** EXTRACTED INFORMATION **

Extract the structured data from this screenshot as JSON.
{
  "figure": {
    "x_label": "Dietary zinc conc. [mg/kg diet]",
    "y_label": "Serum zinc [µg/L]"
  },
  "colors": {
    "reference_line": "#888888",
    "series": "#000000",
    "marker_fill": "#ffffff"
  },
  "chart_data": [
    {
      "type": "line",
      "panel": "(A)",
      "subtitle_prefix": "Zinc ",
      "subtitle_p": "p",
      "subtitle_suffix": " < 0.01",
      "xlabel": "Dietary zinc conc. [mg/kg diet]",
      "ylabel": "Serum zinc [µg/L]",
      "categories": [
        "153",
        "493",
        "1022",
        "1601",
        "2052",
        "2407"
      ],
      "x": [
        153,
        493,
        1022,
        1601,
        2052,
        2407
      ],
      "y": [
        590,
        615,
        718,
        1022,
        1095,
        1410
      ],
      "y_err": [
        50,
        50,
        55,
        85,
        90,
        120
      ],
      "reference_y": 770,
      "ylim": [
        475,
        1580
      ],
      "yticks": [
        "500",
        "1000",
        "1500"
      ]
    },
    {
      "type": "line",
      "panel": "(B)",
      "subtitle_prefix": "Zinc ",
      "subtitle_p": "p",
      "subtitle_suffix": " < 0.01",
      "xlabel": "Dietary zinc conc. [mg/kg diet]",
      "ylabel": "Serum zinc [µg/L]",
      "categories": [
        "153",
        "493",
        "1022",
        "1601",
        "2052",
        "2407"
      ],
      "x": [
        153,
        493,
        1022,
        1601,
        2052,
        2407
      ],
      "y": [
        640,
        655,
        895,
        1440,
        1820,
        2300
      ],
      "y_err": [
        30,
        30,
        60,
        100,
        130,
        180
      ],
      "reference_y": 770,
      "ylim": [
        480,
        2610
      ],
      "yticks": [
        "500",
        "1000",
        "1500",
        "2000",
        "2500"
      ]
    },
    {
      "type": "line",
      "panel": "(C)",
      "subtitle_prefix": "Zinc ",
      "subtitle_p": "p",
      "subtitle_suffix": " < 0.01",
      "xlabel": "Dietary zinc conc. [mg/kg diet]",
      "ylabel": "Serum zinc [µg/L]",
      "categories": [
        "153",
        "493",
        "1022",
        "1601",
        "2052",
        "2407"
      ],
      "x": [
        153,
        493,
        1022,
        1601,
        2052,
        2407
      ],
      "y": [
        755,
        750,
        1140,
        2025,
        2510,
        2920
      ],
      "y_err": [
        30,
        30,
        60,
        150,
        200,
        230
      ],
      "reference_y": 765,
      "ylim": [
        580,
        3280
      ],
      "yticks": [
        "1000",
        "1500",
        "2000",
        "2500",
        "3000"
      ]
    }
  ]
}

** INSTRUCTIONS TO FOLLOW **
Reproduce the records word for word.

** ANSWER TO THE TASK **
Extract the structured data from this screenshot as JSON.
{
  "figure": {
    "x_label": "Dietary zinc conc. [mg/kg diet]",
    "y_label": "Serum zinc [µg/L]"
  },
  "colors": {
    "reference_line": "#888888",
    "series": "#000000",
    "marker_fill": "#ffffff"
  },
  "chart_data": [
    {
      "type": "line",
      "panel": "(A)",
      "subtitle_prefix": "Zinc ",
      "subtitle_p": "p",
      "subtitle_suffix": " < 0.01",
      "xlabel": "Dietary zinc conc. [mg/kg diet]",
      "ylabel": "Serum zinc [µg/L]",
      "categories": [
        "153",
        "493",
        "1022",
        "1601",
        "2052",
        "2407"
      ],
      "x": [
        153,
        493,
        1022,
        1601,
        2052,
        2407
      ],
      "y": [
        590,
        615,
        718,
        1022,
        1095,
        1410
      ],
      "y_err": [
        50,
        50,
        55,
        85,
        90,
        120
      ],
      "reference_y": 770,
      "ylim": [
        475,
        1580
      ],
      "yticks": [
        "500",
        "1000",
        "1500"
      ]
    },
    {
      "type": "line",
      "panel": "(B)",
      "subtitle_prefix": "Zinc ",
      "subtitle_p": "p",
      "subtitle_suffix": " < 0.01",
      "xlabel": "Dietary zinc conc. [mg/kg diet]",
      "ylabel": "Serum zinc [µg/L]",
      "categories": [
        "153",
        "493",
        "1022",
        "1601",
        "2052",
        "2407"
      ],
      "x": [
        153,
        493,
        1022,
        1601,
        2052,
        2407
      ],
      "y": [
        640,
        655,
        895,
        1440,
        1820,
        2300
      ],
      "y_err": [
        30,
        30,
        60,
        100,
        130,
        180
      ],
      "reference_y": 770,
      "ylim": [
        480,
        2610
      ],
      "yticks": [
        "500",
        "1000",
        "1500",
        "2000",
        "2500"
      ]
    },
    {
      "type": "line",
      "panel": "(C)",
      "subtitle_prefix": "Zinc ",
      "subtitle_p": "p",
      "subtitle_suffix": " < 0.01",
      "xlabel": "Dietary zinc conc. [mg/kg diet]",
      "ylabel": "Serum zinc [µg/L]",
      "categories": [
        "153",
        "493",
        "1022",
        "1601",
        "2052",
        "2407"
      ],
      "x": [
        153,
        493,
        1022,
        1601,
        2052,
        2407
      ],
      "y": [
        755,
        750,
        1140,
        2025,
        2510,
        2920
      ],
      "y_err": [
        30,
        30,
        60,
        150,
        200,
        230
      ],
      "reference_y": 765,
      "ylim": [
        580,
        3280
      ],
      "yticks": [
        "1000",
        "1500",
        "2000",
        "2500",
        "3000"
      ]
    }
  ]
}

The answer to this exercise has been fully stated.